What you should do — Copy out each line of the data that contains "extensive".

Page content records —
┄┄┄┄┄┄┄┄┄┄

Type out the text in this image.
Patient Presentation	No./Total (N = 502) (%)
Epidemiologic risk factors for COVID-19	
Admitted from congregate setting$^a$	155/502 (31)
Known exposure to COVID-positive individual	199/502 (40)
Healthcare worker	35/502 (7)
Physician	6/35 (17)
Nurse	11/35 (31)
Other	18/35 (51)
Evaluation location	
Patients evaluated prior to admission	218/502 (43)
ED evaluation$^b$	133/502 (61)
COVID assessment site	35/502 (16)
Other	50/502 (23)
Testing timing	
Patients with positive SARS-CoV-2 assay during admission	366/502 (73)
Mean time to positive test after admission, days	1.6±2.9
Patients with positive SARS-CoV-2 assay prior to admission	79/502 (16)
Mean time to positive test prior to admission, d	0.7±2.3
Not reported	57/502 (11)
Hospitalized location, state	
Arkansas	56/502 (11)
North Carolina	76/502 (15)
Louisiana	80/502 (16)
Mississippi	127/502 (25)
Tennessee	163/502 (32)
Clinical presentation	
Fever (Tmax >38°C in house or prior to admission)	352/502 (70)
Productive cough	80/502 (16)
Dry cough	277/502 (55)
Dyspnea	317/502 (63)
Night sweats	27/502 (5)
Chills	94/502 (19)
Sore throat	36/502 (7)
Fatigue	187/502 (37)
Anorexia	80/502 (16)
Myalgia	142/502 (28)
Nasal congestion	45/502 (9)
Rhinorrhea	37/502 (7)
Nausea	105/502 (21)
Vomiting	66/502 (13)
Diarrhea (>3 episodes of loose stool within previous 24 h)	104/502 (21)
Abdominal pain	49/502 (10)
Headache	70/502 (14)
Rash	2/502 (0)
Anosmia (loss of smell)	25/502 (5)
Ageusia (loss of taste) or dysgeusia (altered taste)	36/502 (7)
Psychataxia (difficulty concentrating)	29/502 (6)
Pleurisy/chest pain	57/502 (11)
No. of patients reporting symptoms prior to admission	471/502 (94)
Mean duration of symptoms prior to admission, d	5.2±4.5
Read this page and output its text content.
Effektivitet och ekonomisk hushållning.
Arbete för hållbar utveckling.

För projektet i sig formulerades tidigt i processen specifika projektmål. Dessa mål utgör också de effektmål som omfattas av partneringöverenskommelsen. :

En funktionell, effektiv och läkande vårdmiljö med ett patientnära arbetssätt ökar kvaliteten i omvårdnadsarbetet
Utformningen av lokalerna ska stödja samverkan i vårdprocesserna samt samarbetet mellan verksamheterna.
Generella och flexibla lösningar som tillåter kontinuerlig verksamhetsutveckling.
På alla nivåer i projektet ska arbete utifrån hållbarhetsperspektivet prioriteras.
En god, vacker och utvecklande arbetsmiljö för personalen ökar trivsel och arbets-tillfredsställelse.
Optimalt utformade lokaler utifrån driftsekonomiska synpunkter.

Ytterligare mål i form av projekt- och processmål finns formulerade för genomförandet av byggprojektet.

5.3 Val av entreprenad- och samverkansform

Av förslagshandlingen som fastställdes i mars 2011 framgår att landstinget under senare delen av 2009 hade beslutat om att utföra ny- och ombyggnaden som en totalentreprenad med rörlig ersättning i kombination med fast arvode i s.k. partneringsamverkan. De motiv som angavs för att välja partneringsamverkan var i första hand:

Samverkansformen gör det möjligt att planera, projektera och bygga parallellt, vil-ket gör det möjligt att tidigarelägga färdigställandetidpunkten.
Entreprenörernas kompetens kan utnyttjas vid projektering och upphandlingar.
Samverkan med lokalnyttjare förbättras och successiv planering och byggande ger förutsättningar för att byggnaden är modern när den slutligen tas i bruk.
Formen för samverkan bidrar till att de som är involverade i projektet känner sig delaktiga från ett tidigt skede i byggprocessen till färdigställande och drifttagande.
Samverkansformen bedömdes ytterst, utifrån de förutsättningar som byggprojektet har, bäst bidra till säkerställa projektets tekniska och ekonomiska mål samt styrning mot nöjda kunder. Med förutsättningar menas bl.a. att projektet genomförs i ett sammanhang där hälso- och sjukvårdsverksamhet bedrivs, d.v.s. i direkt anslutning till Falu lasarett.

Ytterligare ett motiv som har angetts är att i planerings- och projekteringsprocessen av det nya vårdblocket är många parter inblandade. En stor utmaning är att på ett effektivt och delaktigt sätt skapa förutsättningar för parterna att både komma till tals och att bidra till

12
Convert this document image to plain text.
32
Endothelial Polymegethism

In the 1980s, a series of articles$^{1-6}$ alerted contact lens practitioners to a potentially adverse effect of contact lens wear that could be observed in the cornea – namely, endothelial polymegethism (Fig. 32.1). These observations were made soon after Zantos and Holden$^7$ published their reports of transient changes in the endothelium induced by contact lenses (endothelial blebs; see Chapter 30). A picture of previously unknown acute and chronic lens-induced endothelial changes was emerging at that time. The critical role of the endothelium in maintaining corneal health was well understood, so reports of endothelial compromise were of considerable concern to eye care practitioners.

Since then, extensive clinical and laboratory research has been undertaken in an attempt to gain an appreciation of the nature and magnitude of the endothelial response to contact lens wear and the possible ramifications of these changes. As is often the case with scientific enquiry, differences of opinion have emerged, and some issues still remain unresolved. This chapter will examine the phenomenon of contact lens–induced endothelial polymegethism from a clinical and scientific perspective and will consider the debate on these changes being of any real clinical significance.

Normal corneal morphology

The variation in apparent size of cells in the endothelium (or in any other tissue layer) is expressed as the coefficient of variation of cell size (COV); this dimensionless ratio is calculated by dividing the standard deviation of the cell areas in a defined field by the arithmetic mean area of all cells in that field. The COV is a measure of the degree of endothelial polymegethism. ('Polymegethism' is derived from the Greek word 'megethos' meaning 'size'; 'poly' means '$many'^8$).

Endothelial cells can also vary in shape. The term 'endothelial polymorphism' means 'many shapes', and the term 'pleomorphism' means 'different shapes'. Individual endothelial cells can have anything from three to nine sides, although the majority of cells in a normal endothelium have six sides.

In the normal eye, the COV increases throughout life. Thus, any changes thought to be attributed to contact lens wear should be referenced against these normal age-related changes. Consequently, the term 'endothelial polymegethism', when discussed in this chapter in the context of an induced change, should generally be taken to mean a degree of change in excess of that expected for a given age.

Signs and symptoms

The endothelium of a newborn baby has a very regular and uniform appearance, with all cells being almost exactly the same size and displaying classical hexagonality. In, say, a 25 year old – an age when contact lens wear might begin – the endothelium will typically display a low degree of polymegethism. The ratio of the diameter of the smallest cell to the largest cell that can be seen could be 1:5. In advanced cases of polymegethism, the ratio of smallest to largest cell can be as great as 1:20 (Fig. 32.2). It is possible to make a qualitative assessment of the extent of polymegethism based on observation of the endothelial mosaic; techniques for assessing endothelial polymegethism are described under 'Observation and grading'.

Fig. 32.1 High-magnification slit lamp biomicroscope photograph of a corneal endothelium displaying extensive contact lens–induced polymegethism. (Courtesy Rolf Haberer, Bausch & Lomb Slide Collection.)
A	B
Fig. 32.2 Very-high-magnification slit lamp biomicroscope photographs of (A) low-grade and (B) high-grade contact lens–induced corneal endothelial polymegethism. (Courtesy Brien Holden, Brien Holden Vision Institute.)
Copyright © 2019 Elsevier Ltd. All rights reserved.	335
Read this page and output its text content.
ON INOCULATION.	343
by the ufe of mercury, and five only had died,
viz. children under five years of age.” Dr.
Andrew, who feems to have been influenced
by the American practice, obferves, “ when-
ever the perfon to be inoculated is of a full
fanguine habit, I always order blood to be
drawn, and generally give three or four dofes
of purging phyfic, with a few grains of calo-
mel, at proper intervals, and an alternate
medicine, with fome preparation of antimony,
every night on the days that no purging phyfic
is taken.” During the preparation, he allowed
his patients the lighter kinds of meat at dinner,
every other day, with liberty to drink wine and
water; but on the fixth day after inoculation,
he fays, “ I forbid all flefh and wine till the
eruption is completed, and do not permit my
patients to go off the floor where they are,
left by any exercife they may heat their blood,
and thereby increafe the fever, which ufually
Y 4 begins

┄┄┄┄┄┄┄┄┄┄

Exercise solution —
Since then, extensive clinical and laboratory research has been undertaken in an attempt to gain an appreciation of the nature and magnitude of the endothelial response to contact lens wear and the possible ramifications of these changes. As is often the case with scientific enquiry, differences of opinion have emerged, and some issues still remain unresolved. This chapter will examine the phenomenon of contact lens–induced endothelial polymegethism from a clinical and scientific perspective and will consider the debate on these changes being of any real clinical significance.
Fig. 32.1 High-magnification slit lamp biomicroscope photograph of a corneal endothelium displaying extensive contact lens–induced polymegethism. (Courtesy Rolf Haberer, Bausch & Lomb Slide Collection.)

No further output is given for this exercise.